## Data to use
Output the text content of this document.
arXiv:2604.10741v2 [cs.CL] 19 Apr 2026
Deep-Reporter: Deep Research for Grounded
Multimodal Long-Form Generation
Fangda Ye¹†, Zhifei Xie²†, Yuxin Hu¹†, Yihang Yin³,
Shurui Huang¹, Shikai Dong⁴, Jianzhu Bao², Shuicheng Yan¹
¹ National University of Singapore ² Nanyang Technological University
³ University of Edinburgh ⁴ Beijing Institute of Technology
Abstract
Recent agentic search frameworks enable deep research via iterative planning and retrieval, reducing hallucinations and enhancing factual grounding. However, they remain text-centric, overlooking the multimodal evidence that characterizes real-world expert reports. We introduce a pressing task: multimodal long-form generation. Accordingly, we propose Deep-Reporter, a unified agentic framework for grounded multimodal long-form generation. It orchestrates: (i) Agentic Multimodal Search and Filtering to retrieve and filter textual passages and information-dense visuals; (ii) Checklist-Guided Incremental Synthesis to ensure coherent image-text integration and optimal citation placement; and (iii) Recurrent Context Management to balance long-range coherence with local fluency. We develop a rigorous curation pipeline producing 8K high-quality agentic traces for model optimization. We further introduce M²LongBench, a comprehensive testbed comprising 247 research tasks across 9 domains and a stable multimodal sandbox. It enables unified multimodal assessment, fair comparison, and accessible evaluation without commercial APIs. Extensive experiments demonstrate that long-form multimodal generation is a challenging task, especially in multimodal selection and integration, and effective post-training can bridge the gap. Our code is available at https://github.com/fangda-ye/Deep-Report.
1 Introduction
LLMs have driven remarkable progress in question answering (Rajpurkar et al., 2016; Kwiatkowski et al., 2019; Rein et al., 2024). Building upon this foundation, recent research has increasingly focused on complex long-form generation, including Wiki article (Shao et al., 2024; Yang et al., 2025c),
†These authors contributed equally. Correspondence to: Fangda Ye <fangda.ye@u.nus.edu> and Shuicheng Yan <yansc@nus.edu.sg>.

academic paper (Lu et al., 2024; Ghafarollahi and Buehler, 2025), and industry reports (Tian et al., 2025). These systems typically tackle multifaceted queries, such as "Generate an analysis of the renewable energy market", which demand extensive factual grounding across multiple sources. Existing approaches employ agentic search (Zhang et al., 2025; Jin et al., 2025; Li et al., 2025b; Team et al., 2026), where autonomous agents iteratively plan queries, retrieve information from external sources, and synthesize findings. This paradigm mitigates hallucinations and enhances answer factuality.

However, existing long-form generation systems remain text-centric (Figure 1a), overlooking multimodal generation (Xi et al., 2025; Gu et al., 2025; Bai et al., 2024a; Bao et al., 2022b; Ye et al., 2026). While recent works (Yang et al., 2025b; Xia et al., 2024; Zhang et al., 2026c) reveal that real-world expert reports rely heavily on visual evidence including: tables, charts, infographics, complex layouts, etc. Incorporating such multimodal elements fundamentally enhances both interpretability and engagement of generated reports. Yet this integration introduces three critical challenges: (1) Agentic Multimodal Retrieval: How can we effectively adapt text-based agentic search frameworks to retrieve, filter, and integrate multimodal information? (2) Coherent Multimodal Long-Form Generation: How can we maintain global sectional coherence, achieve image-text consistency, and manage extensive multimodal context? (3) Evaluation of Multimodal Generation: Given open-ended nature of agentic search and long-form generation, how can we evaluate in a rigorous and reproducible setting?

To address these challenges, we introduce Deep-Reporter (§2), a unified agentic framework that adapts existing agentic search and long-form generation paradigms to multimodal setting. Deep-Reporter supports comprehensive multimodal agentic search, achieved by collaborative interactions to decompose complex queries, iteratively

## Task statement
Reproduce each entry from the records above, character for character.

## Task output
Output the text content of this document.
arXiv:2604.10741v2 [cs.CL] 19 Apr 2026
Deep-Reporter: Deep Research for Grounded
Multimodal Long-Form Generation
Fangda Ye¹†, Zhifei Xie²†, Yuxin Hu¹†, Yihang Yin³,
Shurui Huang¹, Shikai Dong⁴, Jianzhu Bao², Shuicheng Yan¹
¹ National University of Singapore ² Nanyang Technological University
³ University of Edinburgh ⁴ Beijing Institute of Technology
Abstract
Recent agentic search frameworks enable deep research via iterative planning and retrieval, reducing hallucinations and enhancing factual grounding. However, they remain text-centric, overlooking the multimodal evidence that characterizes real-world expert reports. We introduce a pressing task: multimodal long-form generation. Accordingly, we propose Deep-Reporter, a unified agentic framework for grounded multimodal long-form generation. It orchestrates: (i) Agentic Multimodal Search and Filtering to retrieve and filter textual passages and information-dense visuals; (ii) Checklist-Guided Incremental Synthesis to ensure coherent image-text integration and optimal citation placement; and (iii) Recurrent Context Management to balance long-range coherence with local fluency. We develop a rigorous curation pipeline producing 8K high-quality agentic traces for model optimization. We further introduce M²LongBench, a comprehensive testbed comprising 247 research tasks across 9 domains and a stable multimodal sandbox. It enables unified multimodal assessment, fair comparison, and accessible evaluation without commercial APIs. Extensive experiments demonstrate that long-form multimodal generation is a challenging task, especially in multimodal selection and integration, and effective post-training can bridge the gap. Our code is available at https://github.com/fangda-ye/Deep-Report.
1 Introduction
LLMs have driven remarkable progress in question answering (Rajpurkar et al., 2016; Kwiatkowski et al., 2019; Rein et al., 2024). Building upon this foundation, recent research has increasingly focused on complex long-form generation, including Wiki article (Shao et al., 2024; Yang et al., 2025c),
†These authors contributed equally. Correspondence to: Fangda Ye <fangda.ye@u.nus.edu> and Shuicheng Yan <yansc@nus.edu.sg>.

academic paper (Lu et al., 2024; Ghafarollahi and Buehler, 2025), and industry reports (Tian et al., 2025). These systems typically tackle multifaceted queries, such as "Generate an analysis of the renewable energy market", which demand extensive factual grounding across multiple sources. Existing approaches employ agentic search (Zhang et al., 2025; Jin et al., 2025; Li et al., 2025b; Team et al., 2026), where autonomous agents iteratively plan queries, retrieve information from external sources, and synthesize findings. This paradigm mitigates hallucinations and enhances answer factuality.

However, existing long-form generation systems remain text-centric (Figure 1a), overlooking multimodal generation (Xi et al., 2025; Gu et al., 2025; Bai et al., 2024a; Bao et al., 2022b; Ye et al., 2026). While recent works (Yang et al., 2025b; Xia et al., 2024; Zhang et al., 2026c) reveal that real-world expert reports rely heavily on visual evidence including: tables, charts, infographics, complex layouts, etc. Incorporating such multimodal elements fundamentally enhances both interpretability and engagement of generated reports. Yet this integration introduces three critical challenges: (1) Agentic Multimodal Retrieval: How can we effectively adapt text-based agentic search frameworks to retrieve, filter, and integrate multimodal information? (2) Coherent Multimodal Long-Form Generation: How can we maintain global sectional coherence, achieve image-text consistency, and manage extensive multimodal context? (3) Evaluation of Multimodal Generation: Given open-ended nature of agentic search and long-form generation, how can we evaluate in a rigorous and reproducible setting?

To address these challenges, we introduce Deep-Reporter (§2), a unified agentic framework that adapts existing agentic search and long-form generation paradigms to multimodal setting. Deep-Reporter supports comprehensive multimodal agentic search, achieved by collaborative interactions to decompose complex queries, iteratively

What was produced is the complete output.